● **What to do**
Return every line below as is, leaving out the pictures.

● **Records shown**
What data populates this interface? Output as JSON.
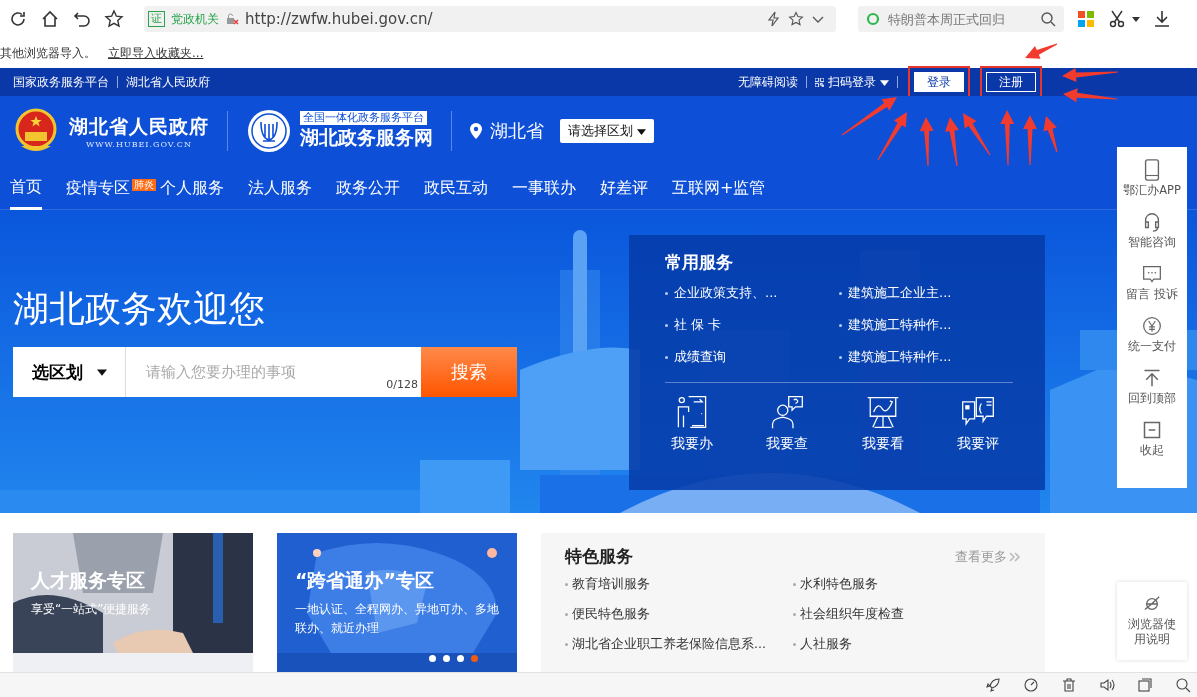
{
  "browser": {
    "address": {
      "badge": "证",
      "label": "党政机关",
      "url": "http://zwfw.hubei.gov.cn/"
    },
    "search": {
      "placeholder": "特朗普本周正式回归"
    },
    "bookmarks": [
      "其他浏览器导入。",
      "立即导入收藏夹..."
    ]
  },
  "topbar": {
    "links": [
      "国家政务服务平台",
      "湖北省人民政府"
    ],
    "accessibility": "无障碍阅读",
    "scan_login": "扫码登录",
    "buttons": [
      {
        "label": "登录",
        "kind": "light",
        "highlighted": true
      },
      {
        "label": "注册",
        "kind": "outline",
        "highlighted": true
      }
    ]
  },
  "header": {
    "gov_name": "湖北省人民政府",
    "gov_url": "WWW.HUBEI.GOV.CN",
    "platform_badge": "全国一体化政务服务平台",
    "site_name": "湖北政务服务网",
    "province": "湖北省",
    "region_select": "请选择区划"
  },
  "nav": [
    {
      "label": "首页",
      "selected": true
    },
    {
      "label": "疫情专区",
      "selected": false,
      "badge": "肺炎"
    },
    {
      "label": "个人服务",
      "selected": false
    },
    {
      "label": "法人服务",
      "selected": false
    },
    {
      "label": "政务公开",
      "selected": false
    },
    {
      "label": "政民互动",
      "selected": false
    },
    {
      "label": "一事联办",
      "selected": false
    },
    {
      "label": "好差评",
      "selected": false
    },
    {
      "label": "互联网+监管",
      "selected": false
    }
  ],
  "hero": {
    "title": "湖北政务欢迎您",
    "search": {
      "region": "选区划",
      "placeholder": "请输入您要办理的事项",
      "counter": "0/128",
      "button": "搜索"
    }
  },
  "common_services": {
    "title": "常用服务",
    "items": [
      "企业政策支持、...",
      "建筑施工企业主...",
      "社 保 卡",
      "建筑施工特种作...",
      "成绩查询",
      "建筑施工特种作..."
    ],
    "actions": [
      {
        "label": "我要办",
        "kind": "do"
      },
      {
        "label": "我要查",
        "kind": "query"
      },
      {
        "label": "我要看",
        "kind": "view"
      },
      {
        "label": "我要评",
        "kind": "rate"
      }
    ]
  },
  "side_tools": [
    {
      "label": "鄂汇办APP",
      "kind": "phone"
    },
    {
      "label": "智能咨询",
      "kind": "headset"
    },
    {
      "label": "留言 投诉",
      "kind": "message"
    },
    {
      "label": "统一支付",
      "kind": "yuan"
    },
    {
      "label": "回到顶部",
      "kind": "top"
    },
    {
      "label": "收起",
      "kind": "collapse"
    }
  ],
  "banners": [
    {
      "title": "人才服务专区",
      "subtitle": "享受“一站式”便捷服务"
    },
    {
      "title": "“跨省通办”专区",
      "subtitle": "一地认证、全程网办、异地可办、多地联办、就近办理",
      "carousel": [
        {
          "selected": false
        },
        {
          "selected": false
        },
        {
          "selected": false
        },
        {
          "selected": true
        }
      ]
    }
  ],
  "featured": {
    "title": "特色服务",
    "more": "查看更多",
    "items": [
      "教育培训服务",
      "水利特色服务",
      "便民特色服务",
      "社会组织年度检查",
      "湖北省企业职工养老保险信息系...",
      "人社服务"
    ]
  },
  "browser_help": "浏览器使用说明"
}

● **Solution to the problem**
What data populates this interface? Output as JSON.
{
  "browser": {
    "address": {
      "badge": "证",
      "label": "党政机关",
      "url": "http://zwfw.hubei.gov.cn/"
    },
    "search": {
      "placeholder": "特朗普本周正式回归"
    },
    "bookmarks": [
      "其他浏览器导入。",
      "立即导入收藏夹..."
    ]
  },
  "topbar": {
    "links": [
      "国家政务服务平台",
      "湖北省人民政府"
    ],
    "accessibility": "无障碍阅读",
    "scan_login": "扫码登录",
    "buttons": [
      {
        "label": "登录",
        "kind": "light",
        "highlighted": true
      },
      {
        "label": "注册",
        "kind": "outline",
        "highlighted": true
      }
    ]
  },
  "header": {
    "gov_name": "湖北省人民政府",
    "gov_url": "WWW.HUBEI.GOV.CN",
    "platform_badge": "全国一体化政务服务平台",
    "site_name": "湖北政务服务网",
    "province": "湖北省",
    "region_select": "请选择区划"
  },
  "nav": [
    {
      "label": "首页",
      "selected": true
    },
    {
      "label": "疫情专区",
      "selected": false,
      "badge": "肺炎"
    },
    {
      "label": "个人服务",
      "selected": false
    },
    {
      "label": "法人服务",
      "selected": false
    },
    {
      "label": "政务公开",
      "selected": false
    },
    {
      "label": "政民互动",
      "selected": false
    },
    {
      "label": "一事联办",
      "selected": false
    },
    {
      "label": "好差评",
      "selected": false
    },
    {
      "label": "互联网+监管",
      "selected": false
    }
  ],
  "hero": {
    "title": "湖北政务欢迎您",
    "search": {
      "region": "选区划",
      "placeholder": "请输入您要办理的事项",
      "counter": "0/128",
      "button": "搜索"
    }
  },
  "common_services": {
    "title": "常用服务",
    "items": [
      "企业政策支持、...",
      "建筑施工企业主...",
      "社 保 卡",
      "建筑施工特种作...",
      "成绩查询",
      "建筑施工特种作..."
    ],
    "actions": [
      {
        "label": "我要办",
        "kind": "do"
      },
      {
        "label": "我要查",
        "kind": "query"
      },
      {
        "label": "我要看",
        "kind": "view"
      },
      {
        "label": "我要评",
        "kind": "rate"
      }
    ]
  },
  "side_tools": [
    {
      "label": "鄂汇办APP",
      "kind": "phone"
    },
    {
      "label": "智能咨询",
      "kind": "headset"
    },
    {
      "label": "留言 投诉",
      "kind": "message"
    },
    {
      "label": "统一支付",
      "kind": "yuan"
    },
    {
      "label": "回到顶部",
      "kind": "top"
    },
    {
      "label": "收起",
      "kind": "collapse"
    }
  ],
  "banners": [
    {
      "title": "人才服务专区",
      "subtitle": "享受“一站式”便捷服务"
    },
    {
      "title": "“跨省通办”专区",
      "subtitle": "一地认证、全程网办、异地可办、多地联办、就近办理",
      "carousel": [
        {
          "selected": false
        },
        {
          "selected": false
        },
        {
          "selected": false
        },
        {
          "selected": true
        }
      ]
    }
  ],
  "featured": {
    "title": "特色服务",
    "more": "查看更多",
    "items": [
      "教育培训服务",
      "水利特色服务",
      "便民特色服务",
      "社会组织年度检查",
      "湖北省企业职工养老保险信息系...",
      "人社服务"
    ]
  },
  "browser_help": "浏览器使用说明"
}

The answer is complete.